··· Records for the task ···

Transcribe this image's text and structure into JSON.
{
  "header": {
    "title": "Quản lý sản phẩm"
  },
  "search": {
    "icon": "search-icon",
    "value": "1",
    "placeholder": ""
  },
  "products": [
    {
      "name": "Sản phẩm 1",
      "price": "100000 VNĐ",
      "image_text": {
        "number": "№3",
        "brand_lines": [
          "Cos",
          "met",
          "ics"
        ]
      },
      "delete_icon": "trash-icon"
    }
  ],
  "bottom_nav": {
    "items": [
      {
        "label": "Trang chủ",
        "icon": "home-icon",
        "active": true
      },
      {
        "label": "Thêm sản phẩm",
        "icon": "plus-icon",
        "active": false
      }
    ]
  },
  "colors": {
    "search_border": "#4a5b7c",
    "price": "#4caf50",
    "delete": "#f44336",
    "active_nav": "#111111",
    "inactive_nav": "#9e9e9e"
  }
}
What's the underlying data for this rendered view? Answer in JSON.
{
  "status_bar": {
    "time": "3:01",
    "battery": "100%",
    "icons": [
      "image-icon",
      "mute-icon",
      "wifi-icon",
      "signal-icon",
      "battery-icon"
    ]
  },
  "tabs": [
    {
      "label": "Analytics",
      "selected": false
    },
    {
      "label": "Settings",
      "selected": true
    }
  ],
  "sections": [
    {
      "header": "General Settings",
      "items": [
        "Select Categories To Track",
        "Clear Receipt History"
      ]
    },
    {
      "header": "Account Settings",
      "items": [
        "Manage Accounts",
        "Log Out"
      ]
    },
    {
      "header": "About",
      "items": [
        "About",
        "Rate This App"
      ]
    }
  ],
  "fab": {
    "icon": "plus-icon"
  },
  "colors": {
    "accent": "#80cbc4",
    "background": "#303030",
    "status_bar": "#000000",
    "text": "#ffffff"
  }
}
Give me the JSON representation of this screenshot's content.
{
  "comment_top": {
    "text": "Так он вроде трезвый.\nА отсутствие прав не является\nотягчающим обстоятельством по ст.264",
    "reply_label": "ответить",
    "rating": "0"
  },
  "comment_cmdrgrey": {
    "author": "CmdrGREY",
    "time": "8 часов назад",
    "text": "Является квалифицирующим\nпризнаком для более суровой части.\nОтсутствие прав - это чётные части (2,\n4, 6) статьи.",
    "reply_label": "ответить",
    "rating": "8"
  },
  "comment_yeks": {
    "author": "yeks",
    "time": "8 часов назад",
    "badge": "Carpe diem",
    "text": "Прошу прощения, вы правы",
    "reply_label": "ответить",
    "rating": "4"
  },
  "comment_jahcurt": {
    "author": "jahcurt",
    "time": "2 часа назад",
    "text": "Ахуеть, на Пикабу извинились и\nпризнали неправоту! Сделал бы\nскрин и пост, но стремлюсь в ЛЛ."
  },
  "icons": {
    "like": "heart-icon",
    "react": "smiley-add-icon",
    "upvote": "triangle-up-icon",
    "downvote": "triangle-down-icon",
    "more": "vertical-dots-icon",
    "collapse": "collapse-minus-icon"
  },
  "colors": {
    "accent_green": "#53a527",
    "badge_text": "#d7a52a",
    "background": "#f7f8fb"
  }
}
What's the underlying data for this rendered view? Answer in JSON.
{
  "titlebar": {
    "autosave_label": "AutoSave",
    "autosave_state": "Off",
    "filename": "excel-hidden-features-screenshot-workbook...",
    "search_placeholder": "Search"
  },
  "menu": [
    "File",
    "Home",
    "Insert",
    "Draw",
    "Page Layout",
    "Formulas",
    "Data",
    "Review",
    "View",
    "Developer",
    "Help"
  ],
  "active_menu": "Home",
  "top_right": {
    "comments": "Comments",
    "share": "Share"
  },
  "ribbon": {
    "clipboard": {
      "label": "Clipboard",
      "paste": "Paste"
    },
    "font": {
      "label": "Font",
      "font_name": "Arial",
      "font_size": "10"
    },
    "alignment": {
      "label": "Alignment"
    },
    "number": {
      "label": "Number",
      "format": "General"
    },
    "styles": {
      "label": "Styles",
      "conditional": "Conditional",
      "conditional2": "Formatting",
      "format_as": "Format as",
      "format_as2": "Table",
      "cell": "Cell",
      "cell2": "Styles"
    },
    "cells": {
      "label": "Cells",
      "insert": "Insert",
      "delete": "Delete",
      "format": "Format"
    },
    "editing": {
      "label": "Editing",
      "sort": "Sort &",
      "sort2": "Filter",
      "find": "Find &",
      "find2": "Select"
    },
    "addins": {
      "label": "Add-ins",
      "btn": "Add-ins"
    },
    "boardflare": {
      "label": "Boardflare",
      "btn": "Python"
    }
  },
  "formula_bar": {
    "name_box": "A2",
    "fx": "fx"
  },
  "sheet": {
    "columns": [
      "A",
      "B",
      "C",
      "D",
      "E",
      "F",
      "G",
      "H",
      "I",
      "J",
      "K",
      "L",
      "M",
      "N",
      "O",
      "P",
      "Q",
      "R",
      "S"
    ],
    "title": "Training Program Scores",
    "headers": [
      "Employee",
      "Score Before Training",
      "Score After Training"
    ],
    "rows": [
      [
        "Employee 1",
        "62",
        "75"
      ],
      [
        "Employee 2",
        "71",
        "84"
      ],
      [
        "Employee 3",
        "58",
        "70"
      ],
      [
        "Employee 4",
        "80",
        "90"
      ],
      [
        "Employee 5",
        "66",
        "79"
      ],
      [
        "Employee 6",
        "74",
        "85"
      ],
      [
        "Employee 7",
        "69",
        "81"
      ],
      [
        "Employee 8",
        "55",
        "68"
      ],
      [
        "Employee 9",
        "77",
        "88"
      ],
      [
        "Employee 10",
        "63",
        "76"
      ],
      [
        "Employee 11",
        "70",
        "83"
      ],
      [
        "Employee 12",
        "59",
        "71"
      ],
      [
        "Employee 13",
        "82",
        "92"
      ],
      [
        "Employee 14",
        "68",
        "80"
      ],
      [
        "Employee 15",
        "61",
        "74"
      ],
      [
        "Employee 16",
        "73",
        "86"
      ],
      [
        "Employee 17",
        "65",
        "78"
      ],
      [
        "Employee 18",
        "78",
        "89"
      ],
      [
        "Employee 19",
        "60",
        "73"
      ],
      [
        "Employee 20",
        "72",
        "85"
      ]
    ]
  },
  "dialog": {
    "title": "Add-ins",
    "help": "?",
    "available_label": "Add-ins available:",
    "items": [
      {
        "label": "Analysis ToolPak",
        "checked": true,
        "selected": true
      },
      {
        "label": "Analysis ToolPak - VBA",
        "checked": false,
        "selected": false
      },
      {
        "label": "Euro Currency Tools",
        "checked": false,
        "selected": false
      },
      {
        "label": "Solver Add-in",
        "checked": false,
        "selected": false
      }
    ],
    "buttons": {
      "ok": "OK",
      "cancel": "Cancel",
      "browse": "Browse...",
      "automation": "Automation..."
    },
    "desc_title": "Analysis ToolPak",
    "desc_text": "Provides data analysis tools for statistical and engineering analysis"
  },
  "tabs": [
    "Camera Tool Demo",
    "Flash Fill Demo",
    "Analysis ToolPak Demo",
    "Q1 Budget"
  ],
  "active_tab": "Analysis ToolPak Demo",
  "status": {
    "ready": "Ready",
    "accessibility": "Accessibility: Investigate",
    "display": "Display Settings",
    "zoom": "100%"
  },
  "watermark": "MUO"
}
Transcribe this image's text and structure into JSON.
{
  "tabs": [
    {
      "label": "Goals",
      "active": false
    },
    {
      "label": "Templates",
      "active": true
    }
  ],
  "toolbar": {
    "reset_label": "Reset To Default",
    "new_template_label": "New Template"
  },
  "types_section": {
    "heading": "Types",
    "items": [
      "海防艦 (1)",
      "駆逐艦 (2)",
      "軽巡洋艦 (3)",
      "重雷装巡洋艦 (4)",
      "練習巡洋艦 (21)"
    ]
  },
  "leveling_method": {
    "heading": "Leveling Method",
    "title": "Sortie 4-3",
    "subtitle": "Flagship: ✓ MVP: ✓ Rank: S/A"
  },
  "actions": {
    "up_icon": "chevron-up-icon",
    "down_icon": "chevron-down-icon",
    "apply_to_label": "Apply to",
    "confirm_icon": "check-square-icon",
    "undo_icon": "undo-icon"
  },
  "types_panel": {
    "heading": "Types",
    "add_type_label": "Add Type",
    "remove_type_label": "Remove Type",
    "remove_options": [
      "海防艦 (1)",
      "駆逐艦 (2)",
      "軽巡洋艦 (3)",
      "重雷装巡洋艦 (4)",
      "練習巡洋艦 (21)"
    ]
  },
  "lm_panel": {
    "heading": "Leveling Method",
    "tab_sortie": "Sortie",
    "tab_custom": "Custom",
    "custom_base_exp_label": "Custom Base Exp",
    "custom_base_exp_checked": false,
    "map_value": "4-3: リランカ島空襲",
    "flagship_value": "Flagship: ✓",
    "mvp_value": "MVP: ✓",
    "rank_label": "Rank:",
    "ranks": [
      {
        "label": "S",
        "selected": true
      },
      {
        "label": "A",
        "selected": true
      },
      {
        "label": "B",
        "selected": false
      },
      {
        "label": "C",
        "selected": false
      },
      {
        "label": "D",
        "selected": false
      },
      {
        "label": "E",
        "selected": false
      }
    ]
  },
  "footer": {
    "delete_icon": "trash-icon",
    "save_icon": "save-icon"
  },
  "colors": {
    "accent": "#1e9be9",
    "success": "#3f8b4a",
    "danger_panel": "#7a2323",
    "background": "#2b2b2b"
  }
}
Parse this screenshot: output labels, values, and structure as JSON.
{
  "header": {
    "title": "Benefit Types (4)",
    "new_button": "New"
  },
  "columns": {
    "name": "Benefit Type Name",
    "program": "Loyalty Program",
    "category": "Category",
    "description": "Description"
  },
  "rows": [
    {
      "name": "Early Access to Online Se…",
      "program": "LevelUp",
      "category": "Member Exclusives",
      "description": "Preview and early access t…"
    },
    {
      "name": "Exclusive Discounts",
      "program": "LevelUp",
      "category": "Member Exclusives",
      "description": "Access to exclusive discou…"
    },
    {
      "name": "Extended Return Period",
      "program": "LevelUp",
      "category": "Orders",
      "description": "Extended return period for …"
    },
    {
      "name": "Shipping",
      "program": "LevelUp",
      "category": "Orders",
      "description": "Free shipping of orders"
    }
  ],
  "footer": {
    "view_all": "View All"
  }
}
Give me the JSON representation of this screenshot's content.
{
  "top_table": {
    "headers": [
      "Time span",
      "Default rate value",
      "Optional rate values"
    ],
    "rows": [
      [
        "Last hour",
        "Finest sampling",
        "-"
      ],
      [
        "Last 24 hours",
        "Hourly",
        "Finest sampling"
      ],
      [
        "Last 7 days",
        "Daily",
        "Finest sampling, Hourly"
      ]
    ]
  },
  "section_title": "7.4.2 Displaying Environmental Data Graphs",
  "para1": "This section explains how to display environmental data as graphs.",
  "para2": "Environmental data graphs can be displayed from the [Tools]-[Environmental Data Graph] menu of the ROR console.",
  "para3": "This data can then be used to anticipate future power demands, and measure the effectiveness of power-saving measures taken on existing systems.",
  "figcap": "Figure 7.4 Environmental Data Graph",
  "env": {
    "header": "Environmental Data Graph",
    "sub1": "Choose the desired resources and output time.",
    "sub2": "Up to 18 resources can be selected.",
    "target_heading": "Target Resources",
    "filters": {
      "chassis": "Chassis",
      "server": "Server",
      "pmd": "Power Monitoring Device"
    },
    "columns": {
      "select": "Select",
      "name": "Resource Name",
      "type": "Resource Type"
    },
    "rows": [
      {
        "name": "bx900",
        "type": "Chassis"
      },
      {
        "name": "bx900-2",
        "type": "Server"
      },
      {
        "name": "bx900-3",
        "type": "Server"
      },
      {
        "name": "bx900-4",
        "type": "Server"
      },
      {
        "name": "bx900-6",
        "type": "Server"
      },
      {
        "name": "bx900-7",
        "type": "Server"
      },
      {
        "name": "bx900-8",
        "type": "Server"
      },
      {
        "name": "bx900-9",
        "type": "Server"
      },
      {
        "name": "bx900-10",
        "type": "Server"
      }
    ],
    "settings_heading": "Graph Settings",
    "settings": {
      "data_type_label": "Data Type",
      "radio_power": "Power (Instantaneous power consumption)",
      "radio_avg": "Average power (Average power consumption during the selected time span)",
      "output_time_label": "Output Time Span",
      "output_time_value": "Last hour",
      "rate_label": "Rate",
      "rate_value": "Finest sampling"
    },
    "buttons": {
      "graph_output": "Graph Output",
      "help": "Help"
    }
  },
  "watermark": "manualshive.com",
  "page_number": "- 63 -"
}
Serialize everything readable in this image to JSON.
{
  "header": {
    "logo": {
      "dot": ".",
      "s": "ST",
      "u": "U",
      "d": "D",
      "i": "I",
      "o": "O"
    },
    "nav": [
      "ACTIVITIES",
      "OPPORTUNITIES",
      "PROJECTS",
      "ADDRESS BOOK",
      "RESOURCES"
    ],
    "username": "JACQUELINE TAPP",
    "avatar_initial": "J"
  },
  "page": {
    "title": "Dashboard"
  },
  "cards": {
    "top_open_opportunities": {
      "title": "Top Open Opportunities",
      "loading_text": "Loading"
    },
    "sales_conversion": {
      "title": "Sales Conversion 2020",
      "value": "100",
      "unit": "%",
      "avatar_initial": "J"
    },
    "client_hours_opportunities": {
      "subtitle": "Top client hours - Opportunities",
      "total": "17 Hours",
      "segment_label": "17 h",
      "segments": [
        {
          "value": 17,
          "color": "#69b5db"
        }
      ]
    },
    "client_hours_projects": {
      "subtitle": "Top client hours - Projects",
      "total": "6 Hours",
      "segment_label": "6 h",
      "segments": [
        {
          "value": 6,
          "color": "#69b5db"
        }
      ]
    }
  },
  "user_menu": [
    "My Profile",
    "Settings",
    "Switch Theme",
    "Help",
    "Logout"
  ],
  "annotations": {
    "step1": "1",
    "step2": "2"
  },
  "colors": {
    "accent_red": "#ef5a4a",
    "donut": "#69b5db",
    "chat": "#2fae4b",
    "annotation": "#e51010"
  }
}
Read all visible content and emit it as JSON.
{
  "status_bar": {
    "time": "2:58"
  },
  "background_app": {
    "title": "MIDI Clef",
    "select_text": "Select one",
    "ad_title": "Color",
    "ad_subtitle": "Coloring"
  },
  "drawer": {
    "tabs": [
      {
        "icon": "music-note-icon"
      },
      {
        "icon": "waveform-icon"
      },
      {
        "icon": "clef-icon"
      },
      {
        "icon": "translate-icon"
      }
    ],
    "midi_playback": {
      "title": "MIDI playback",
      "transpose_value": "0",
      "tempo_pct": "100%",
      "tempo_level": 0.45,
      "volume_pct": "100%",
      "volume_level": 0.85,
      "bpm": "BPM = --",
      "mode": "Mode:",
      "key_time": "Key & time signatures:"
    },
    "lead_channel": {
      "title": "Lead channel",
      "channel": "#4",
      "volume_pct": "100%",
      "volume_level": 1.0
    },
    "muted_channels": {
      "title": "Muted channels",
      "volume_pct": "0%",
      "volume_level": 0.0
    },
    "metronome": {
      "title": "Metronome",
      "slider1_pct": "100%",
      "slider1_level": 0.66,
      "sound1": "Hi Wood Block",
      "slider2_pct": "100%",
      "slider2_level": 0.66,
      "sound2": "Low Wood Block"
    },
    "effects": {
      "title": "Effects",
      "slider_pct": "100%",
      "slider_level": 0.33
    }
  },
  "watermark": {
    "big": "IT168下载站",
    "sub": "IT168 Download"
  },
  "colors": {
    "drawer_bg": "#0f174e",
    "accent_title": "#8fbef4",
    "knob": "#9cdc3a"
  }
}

···

* [Short task]: Search the records for the string "Extended" and return every line in which it occurs.

* [Solution to the problem]:
      "name": "Extended Return Period",
      "description": "Extended return period for …"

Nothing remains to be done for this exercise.